:: Data for processing ::
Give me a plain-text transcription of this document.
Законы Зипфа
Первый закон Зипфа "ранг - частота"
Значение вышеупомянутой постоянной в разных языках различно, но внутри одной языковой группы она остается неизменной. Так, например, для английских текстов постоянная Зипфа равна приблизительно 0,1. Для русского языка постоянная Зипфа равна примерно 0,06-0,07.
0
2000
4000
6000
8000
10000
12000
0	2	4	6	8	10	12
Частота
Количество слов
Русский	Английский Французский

:: What is asked ::
Extract the complete data, matching each line exactly.

:: Answer for the task ::
Give me a plain-text transcription of this document.
Законы Зипфа
Первый закон Зипфа "ранг - частота"
Значение вышеупомянутой постоянной в разных языках различно, но внутри одной языковой группы она остается неизменной. Так, например, для английских текстов постоянная Зипфа равна приблизительно 0,1. Для русского языка постоянная Зипфа равна примерно 0,06-0,07.
0
2000
4000
6000
8000
10000
12000
0	2	4	6	8	10	12
Частота
Количество слов
Русский	Английский Французский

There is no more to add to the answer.